**WHAT NEEDS TO BE DONE**: Would you write out the listing verbatim and skip every picture in it?

-- Begin DATA EXTRACT --

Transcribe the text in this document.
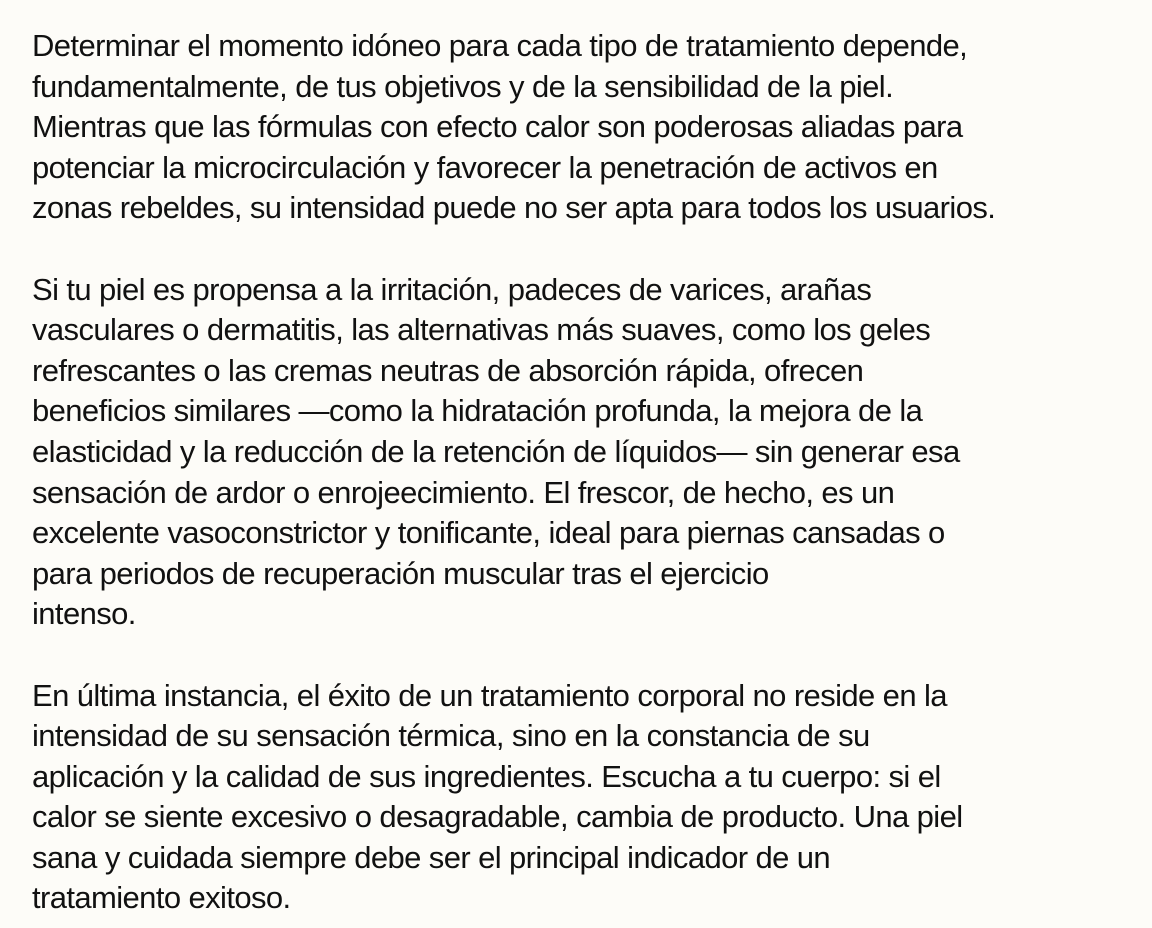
Determinar el momento idóneo para cada tipo de tratamiento depende,
fundamentalmente, de tus objetivos y de la sensibilidad de la piel.
Mientras que las fórmulas con efecto calor son poderosas aliadas para
potenciar la microcirculación y favorecer la penetración de activos en
zonas rebeldes, su intensidad puede no ser apta para todos los usuarios.

Si tu piel es propensa a la irritación, padeces de varices, arañas
vasculares o dermatitis, las alternativas más suaves, como los geles
refrescantes o las cremas neutras de absorción rápida, ofrecen
beneficios similares —como la hidratación profunda, la mejora de la
elasticidad y la reducción de la retención de líquidos— sin generar esa
sensación de ardor o enrojeecimiento. El frescor, de hecho, es un
excelente vasoconstrictor y tonificante, ideal para piernas cansadas o
para periodos de recuperación muscular tras el ejercicio
intenso.

En última instancia, el éxito de un tratamiento corporal no reside en la
intensidad de su sensación térmica, sino en la constancia de su
aplicación y la calidad de sus ingredientes. Escucha a tu cuerpo: si el
calor se siente excesivo o desagradable, cambia de producto. Una piel
sana y cuidada siempre debe ser el principal indicador de un
tratamiento exitoso.
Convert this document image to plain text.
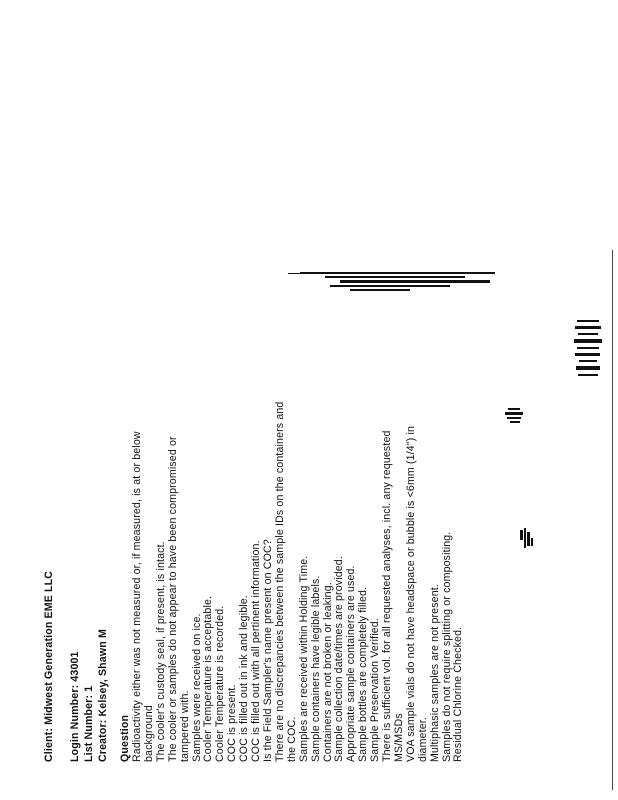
Client: Midwest Generation EME LLC Login Number: 43001 List Number: 1 Creator: Kelsey, Shawn M Question Radioactivity either was not measured or, if measured, is at or below background The cooler's custody seal, if present, is intact. The cooler or samples do not appear to have been compromised or tampered with. Samples were received on ice. Cooler Temperature is acceptable. Cooler Temperature is recorded. COC is present. COC is filled out in ink and legible. COC is filled out with all pertinent information. Is the Field Sampler's name present on COC? There are no discrepancies between the sample IDs on the containers and the COC. Samples are received within Holding Time. Sample containers have legible labels. Containers are not broken or leaking. Sample collection date/times are provided. Appropriate sample containers are used. Sample bottles are completely filled. Sample Preservation Verified. There is sufficient vol. for all requested analyses, incl. any requested MS/MSDs VOA sample vials do not have headspace or bubble is <6mm (1/4") in diameter. Multiphasic samples are not present. Samples do not require splitting or compositing. Residual Chlorine Checked.
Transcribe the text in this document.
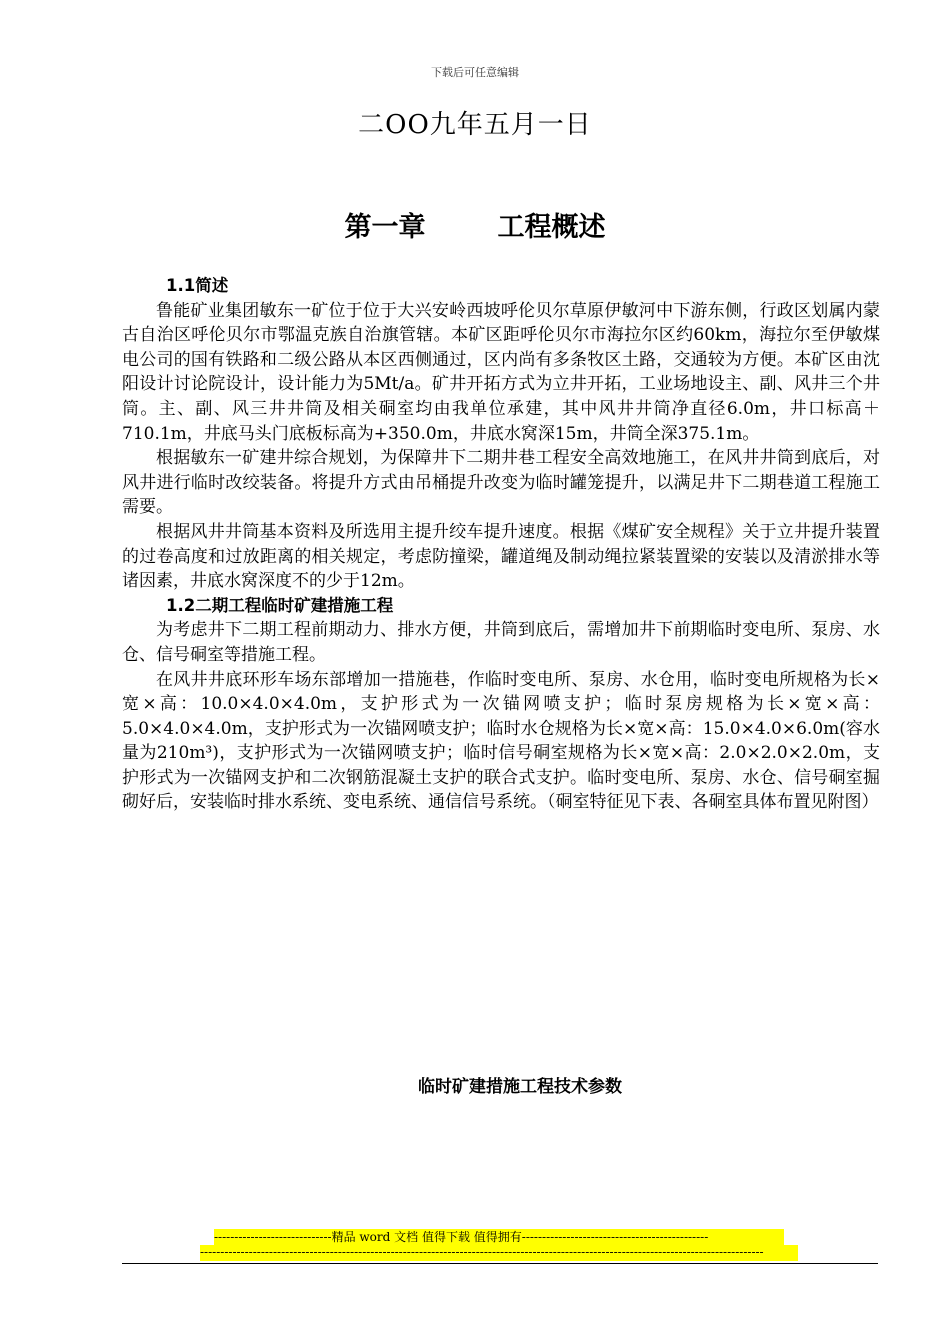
下载后可任意编辑
二OO九年五月一日
第一章	工程概述
1.1简述

鲁能矿业集团敏东一矿位于位于大兴安岭西坡呼伦贝尔草原伊敏河中下游东侧，行政区划属内蒙古自治区呼伦贝尔市鄂温克族自治旗管辖。本矿区距呼伦贝尔市海拉尔区约60km，海拉尔至伊敏煤电公司的国有铁路和二级公路从本区西侧通过，区内尚有多条牧区土路，交通较为方便。本矿区由沈阳设计讨论院设计，设计能力为5Mt/a。矿井开拓方式为立井开拓，工业场地设主、副、风井三个井筒。主、副、风三井井筒及相关硐室均由我单位承建，其中风井井筒净直径6.0m，井口标高＋710.1m，井底马头门底板标高为+350.0m，井底水窝深15m，井筒全深375.1m。

根据敏东一矿建井综合规划，为保障井下二期井巷工程安全高效地施工，在风井井筒到底后，对风井进行临时改绞装备。将提升方式由吊桶提升改变为临时罐笼提升，以满足井下二期巷道工程施工需要。

根据风井井筒基本资料及所选用主提升绞车提升速度。根据《煤矿安全规程》关于立井提升装置的过卷高度和过放距离的相关规定，考虑防撞梁，罐道绳及制动绳拉紧装置梁的安装以及清淤排水等诸因素，井底水窝深度不的少于12m。

1.2二期工程临时矿建措施工程

为考虑井下二期工程前期动力、排水方便，井筒到底后，需增加井下前期临时变电所、泵房、水仓、信号硐室等措施工程。

在风井井底环形车场东部增加一措施巷，作临时变电所、泵房、水仓用，临时变电所规格为长×宽×高：10.0×4.0×4.0m，支护形式为一次锚网喷支护；临时泵房规格为长×宽×高：5.0×4.0×4.0m，支护形式为一次锚网喷支护；临时水仓规格为长×宽×高：15.0×4.0×6.0m(容水量为210m³)，支护形式为一次锚网喷支护；临时信号硐室规格为长×宽×高：2.0×2.0×2.0m，支护形式为一次锚网支护和二次钢筋混凝土支护的联合式支护。临时变电所、泵房、水仓、信号硐室掘砌好后，安装临时排水系统、变电系统、通信信号系统。（硐室特征见下表、各硐室具体布置见附图）

临时矿建措施工程技术参数
-----------------------------精品 word 文档 值得下载 值得拥有----------------------------------------------
-------------------------------------------------------------------------------------------------------------------------------------------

-- End DATA EXTRACT --

**ANSWER TO THE EXERCISE**:
Transcribe the text in this document.
Determinar el momento idóneo para cada tipo de tratamiento depende,
fundamentalmente, de tus objetivos y de la sensibilidad de la piel.
Mientras que las fórmulas con efecto calor son poderosas aliadas para
potenciar la microcirculación y favorecer la penetración de activos en
zonas rebeldes, su intensidad puede no ser apta para todos los usuarios.

Si tu piel es propensa a la irritación, padeces de varices, arañas
vasculares o dermatitis, las alternativas más suaves, como los geles
refrescantes o las cremas neutras de absorción rápida, ofrecen
beneficios similares —como la hidratación profunda, la mejora de la
elasticidad y la reducción de la retención de líquidos— sin generar esa
sensación de ardor o enrojeecimiento. El frescor, de hecho, es un
excelente vasoconstrictor y tonificante, ideal para piernas cansadas o
para periodos de recuperación muscular tras el ejercicio
intenso.

En última instancia, el éxito de un tratamiento corporal no reside en la
intensidad de su sensación térmica, sino en la constancia de su
aplicación y la calidad de sus ingredientes. Escucha a tu cuerpo: si el
calor se siente excesivo o desagradable, cambia de producto. Una piel
sana y cuidada siempre debe ser el principal indicador de un
tratamiento exitoso.
Convert this document image to plain text.
Client: Midwest Generation EME LLC Login Number: 43001 List Number: 1 Creator: Kelsey, Shawn M Question Radioactivity either was not measured or, if measured, is at or below background The cooler's custody seal, if present, is intact. The cooler or samples do not appear to have been compromised or tampered with. Samples were received on ice. Cooler Temperature is acceptable. Cooler Temperature is recorded. COC is present. COC is filled out in ink and legible. COC is filled out with all pertinent information. Is the Field Sampler's name present on COC? There are no discrepancies between the sample IDs on the containers and the COC. Samples are received within Holding Time. Sample containers have legible labels. Containers are not broken or leaking. Sample collection date/times are provided. Appropriate sample containers are used. Sample bottles are completely filled. Sample Preservation Verified. There is sufficient vol. for all requested analyses, incl. any requested MS/MSDs VOA sample vials do not have headspace or bubble is <6mm (1/4") in diameter. Multiphasic samples are not present. Samples do not require splitting or compositing. Residual Chlorine Checked.
Transcribe the text in this document.
下载后可任意编辑
二OO九年五月一日
第一章	工程概述
1.1简述

鲁能矿业集团敏东一矿位于位于大兴安岭西坡呼伦贝尔草原伊敏河中下游东侧，行政区划属内蒙古自治区呼伦贝尔市鄂温克族自治旗管辖。本矿区距呼伦贝尔市海拉尔区约60km，海拉尔至伊敏煤电公司的国有铁路和二级公路从本区西侧通过，区内尚有多条牧区土路，交通较为方便。本矿区由沈阳设计讨论院设计，设计能力为5Mt/a。矿井开拓方式为立井开拓，工业场地设主、副、风井三个井筒。主、副、风三井井筒及相关硐室均由我单位承建，其中风井井筒净直径6.0m，井口标高＋710.1m，井底马头门底板标高为+350.0m，井底水窝深15m，井筒全深375.1m。

根据敏东一矿建井综合规划，为保障井下二期井巷工程安全高效地施工，在风井井筒到底后，对风井进行临时改绞装备。将提升方式由吊桶提升改变为临时罐笼提升，以满足井下二期巷道工程施工需要。

根据风井井筒基本资料及所选用主提升绞车提升速度。根据《煤矿安全规程》关于立井提升装置的过卷高度和过放距离的相关规定，考虑防撞梁，罐道绳及制动绳拉紧装置梁的安装以及清淤排水等诸因素，井底水窝深度不的少于12m。

1.2二期工程临时矿建措施工程

为考虑井下二期工程前期动力、排水方便，井筒到底后，需增加井下前期临时变电所、泵房、水仓、信号硐室等措施工程。

在风井井底环形车场东部增加一措施巷，作临时变电所、泵房、水仓用，临时变电所规格为长×宽×高：10.0×4.0×4.0m，支护形式为一次锚网喷支护；临时泵房规格为长×宽×高：5.0×4.0×4.0m，支护形式为一次锚网喷支护；临时水仓规格为长×宽×高：15.0×4.0×6.0m(容水量为210m³)，支护形式为一次锚网喷支护；临时信号硐室规格为长×宽×高：2.0×2.0×2.0m，支护形式为一次锚网支护和二次钢筋混凝土支护的联合式支护。临时变电所、泵房、水仓、信号硐室掘砌好后，安装临时排水系统、变电系统、通信信号系统。（硐室特征见下表、各硐室具体布置见附图）

临时矿建措施工程技术参数
-----------------------------精品 word 文档 值得下载 值得拥有----------------------------------------------
-------------------------------------------------------------------------------------------------------------------------------------------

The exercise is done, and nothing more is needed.